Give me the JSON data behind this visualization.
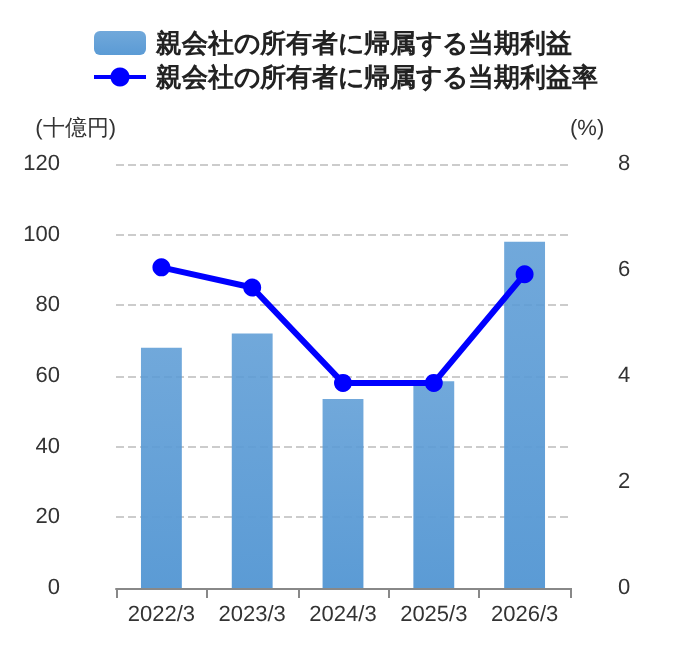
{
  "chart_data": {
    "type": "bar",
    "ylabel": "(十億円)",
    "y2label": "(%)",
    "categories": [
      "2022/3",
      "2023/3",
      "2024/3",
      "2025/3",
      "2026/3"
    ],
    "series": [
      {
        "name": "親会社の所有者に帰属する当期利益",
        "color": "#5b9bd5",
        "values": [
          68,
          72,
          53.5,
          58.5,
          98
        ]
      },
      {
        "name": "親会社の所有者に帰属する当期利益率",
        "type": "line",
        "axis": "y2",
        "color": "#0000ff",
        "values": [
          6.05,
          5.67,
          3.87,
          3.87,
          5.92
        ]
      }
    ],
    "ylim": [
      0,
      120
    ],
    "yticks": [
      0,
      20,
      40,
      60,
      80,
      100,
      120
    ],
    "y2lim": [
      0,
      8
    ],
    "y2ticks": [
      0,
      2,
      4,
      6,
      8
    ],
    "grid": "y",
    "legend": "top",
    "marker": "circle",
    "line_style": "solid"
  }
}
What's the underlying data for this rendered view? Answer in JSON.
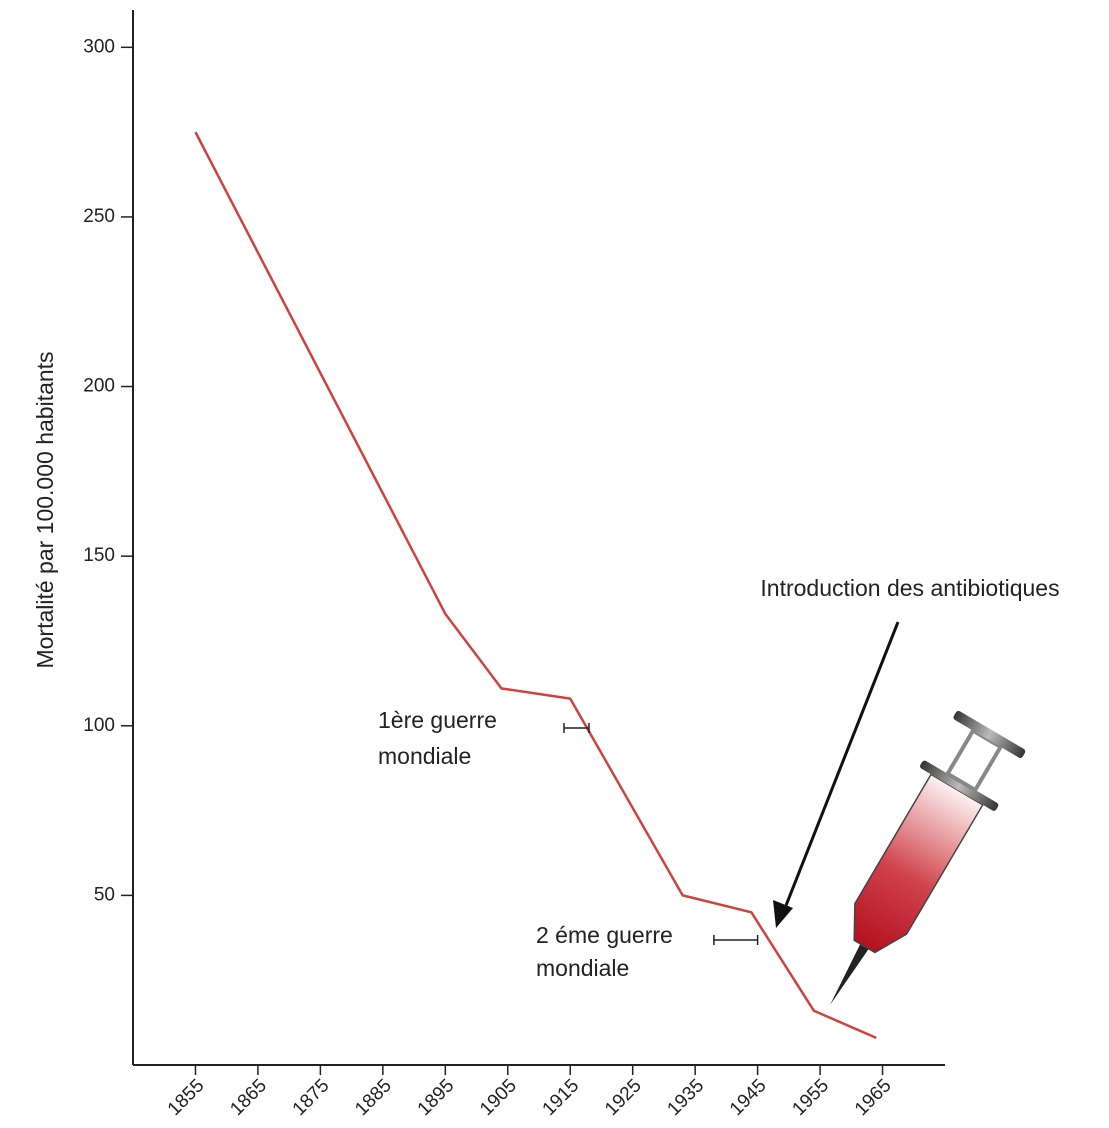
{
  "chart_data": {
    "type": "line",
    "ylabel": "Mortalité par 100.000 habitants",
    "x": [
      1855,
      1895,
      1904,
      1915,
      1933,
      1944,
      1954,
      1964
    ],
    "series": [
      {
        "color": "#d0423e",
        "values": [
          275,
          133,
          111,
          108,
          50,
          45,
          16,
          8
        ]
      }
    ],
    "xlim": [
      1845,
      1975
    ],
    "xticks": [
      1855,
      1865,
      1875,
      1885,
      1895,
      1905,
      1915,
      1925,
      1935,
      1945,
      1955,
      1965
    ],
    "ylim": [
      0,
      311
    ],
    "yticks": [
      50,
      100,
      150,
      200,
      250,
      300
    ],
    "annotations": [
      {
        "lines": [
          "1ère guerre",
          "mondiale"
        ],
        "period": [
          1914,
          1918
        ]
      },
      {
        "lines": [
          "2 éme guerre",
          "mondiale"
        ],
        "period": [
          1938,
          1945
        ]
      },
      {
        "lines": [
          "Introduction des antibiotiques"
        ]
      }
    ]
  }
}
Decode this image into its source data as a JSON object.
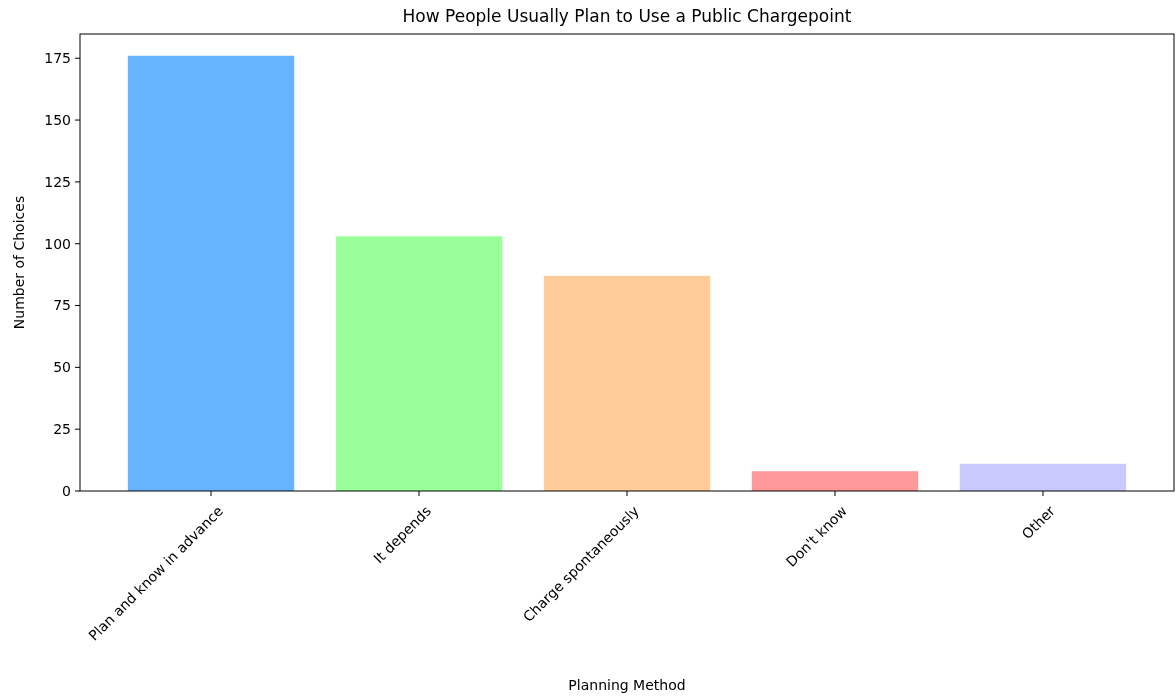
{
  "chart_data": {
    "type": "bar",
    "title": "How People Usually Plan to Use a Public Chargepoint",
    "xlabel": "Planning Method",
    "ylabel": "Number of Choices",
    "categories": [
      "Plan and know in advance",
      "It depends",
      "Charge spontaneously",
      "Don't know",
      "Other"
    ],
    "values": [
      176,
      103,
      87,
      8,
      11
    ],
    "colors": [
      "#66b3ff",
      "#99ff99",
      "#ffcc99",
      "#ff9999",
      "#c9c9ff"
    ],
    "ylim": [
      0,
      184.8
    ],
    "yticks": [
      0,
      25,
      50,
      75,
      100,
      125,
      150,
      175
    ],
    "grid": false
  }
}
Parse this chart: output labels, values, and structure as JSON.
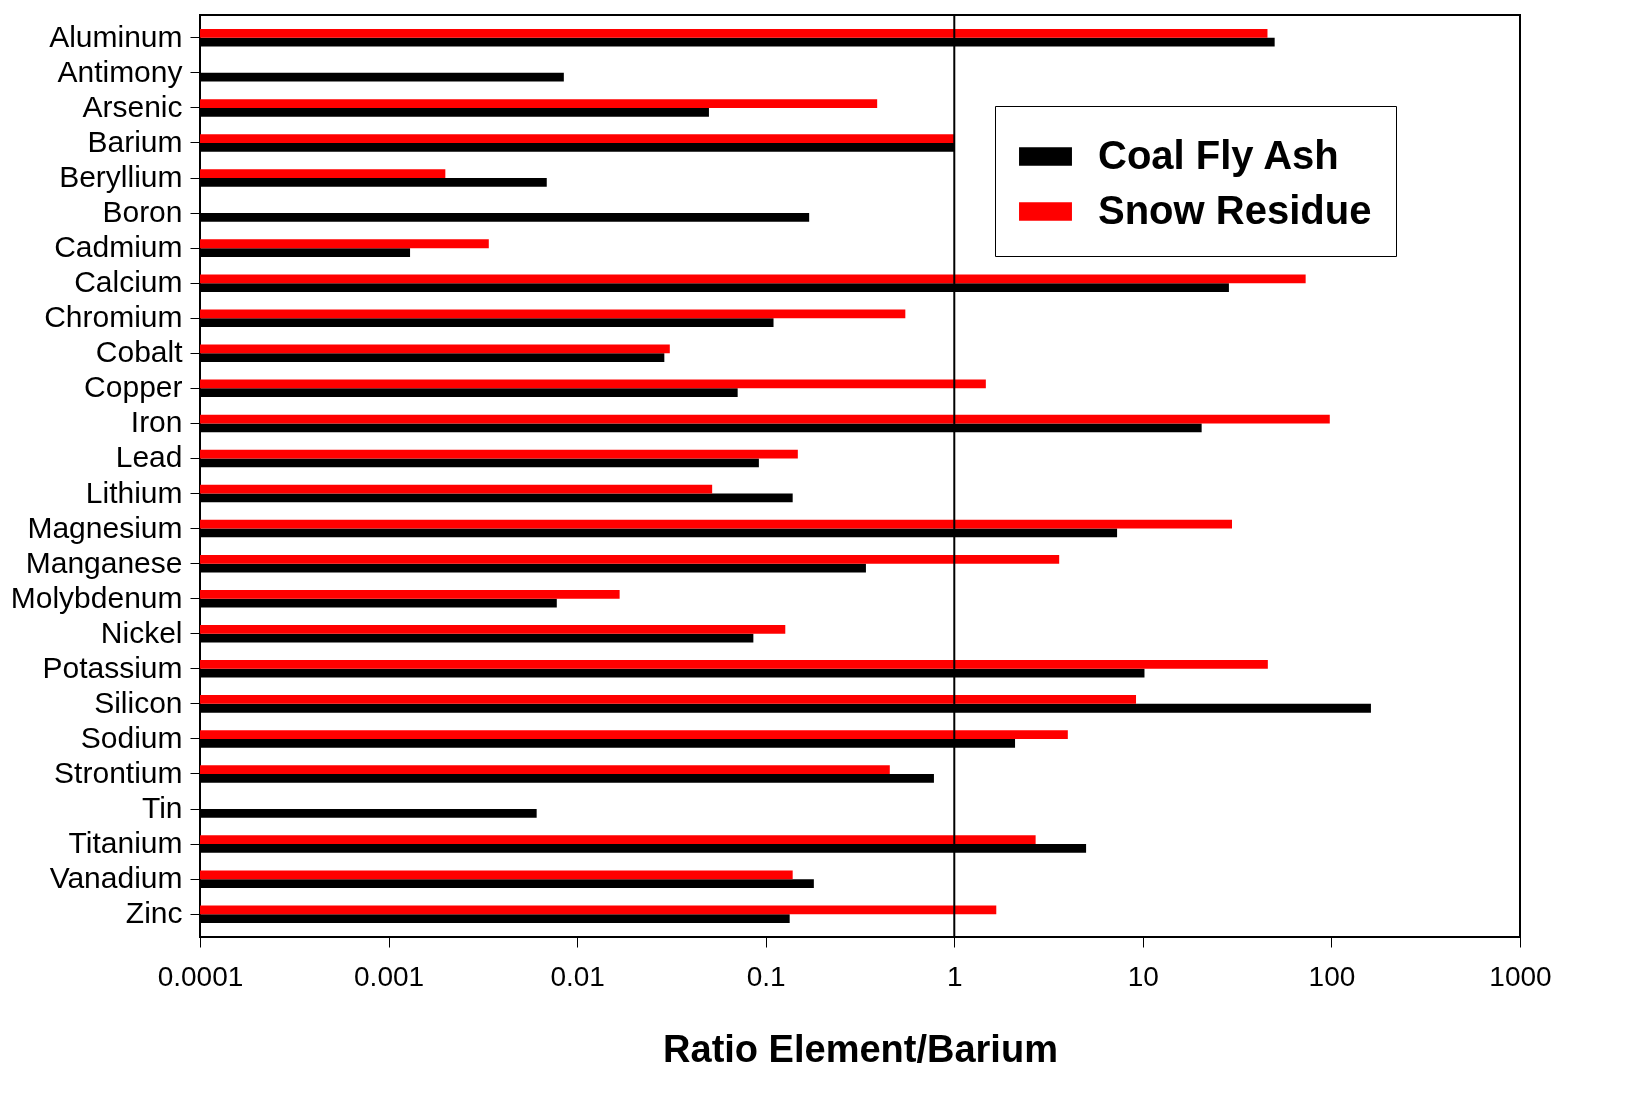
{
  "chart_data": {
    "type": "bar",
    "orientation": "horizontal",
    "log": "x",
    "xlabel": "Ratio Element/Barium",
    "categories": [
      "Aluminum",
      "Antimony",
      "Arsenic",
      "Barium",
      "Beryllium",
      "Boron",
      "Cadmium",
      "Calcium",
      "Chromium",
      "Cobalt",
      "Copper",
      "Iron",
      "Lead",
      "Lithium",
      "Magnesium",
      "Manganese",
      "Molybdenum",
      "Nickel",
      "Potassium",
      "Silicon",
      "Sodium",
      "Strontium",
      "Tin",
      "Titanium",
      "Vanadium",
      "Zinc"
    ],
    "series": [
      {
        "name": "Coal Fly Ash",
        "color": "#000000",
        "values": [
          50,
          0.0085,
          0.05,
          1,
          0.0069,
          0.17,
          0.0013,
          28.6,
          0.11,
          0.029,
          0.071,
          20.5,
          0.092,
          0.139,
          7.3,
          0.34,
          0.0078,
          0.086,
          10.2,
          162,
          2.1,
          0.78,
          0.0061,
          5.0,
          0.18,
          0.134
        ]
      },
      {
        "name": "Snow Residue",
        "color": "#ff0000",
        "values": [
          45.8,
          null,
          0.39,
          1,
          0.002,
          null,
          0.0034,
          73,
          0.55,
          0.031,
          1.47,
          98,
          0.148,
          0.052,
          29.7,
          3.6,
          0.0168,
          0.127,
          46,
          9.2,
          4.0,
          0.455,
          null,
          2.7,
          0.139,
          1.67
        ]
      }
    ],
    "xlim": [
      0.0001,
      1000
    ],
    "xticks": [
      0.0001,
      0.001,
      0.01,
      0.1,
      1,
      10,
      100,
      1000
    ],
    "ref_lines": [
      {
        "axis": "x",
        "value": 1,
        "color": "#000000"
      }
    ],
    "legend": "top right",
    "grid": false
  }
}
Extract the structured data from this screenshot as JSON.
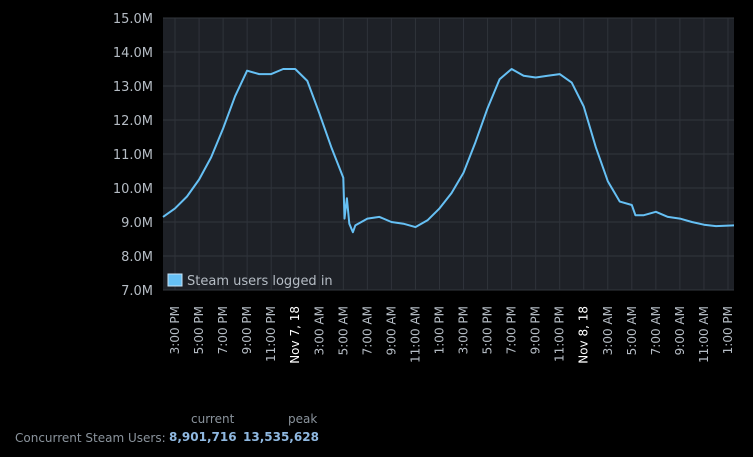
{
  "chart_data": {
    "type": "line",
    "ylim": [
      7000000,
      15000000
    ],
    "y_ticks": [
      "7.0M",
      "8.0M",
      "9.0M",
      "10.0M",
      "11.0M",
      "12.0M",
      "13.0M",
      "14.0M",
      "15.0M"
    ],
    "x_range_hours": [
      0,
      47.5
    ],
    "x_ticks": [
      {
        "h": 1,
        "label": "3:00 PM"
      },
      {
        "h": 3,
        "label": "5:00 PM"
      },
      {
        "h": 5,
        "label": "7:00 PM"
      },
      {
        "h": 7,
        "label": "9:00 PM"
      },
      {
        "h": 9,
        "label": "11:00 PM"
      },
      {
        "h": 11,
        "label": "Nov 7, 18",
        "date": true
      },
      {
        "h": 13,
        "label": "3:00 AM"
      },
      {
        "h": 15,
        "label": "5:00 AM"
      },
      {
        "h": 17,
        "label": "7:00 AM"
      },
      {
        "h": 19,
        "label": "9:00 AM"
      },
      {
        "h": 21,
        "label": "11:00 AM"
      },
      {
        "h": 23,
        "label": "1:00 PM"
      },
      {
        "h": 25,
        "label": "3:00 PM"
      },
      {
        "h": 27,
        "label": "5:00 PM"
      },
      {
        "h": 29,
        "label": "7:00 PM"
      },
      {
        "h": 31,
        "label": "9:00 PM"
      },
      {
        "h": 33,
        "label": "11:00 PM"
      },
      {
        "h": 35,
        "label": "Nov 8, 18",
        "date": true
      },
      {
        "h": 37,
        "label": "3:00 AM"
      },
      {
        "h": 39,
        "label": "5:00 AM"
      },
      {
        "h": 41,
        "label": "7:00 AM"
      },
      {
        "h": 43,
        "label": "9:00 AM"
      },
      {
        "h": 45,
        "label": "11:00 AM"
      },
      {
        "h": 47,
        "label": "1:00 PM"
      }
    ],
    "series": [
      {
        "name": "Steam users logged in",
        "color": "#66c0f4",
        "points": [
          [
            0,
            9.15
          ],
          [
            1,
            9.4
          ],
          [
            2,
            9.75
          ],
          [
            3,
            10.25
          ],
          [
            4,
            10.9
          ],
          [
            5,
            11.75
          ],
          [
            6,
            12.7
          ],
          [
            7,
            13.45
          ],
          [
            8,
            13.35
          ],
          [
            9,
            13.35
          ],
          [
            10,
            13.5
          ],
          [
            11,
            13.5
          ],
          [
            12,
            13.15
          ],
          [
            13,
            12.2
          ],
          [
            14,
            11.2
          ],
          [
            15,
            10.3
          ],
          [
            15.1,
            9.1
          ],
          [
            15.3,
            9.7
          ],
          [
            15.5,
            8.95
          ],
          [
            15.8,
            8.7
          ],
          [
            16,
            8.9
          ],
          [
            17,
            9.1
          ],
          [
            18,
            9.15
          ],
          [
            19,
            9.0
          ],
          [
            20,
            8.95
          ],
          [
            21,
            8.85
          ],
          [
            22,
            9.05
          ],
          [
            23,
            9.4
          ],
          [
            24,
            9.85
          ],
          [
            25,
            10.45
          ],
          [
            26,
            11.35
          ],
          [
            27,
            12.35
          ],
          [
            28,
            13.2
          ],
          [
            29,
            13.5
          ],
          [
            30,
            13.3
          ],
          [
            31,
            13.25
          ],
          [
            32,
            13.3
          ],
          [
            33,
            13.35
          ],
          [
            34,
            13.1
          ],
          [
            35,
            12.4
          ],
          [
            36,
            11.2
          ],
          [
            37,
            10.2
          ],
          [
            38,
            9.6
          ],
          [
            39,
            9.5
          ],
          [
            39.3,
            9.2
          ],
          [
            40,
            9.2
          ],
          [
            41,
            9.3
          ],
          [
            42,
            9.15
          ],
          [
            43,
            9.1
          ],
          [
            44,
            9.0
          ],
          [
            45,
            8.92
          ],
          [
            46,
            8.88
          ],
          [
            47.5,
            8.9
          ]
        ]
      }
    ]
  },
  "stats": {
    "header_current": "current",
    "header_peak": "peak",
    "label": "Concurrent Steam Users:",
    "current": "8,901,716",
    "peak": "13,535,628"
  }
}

----

__EXERCISE GOAL__. Using the listing, copy every line where the word "ylabel" shows up.

__THE ANSWER__.
    "ylabel": "(十億円)",
    "ylabel": "Mortalité par 100.000 habitants",
    "ylabel": "Number of Choices",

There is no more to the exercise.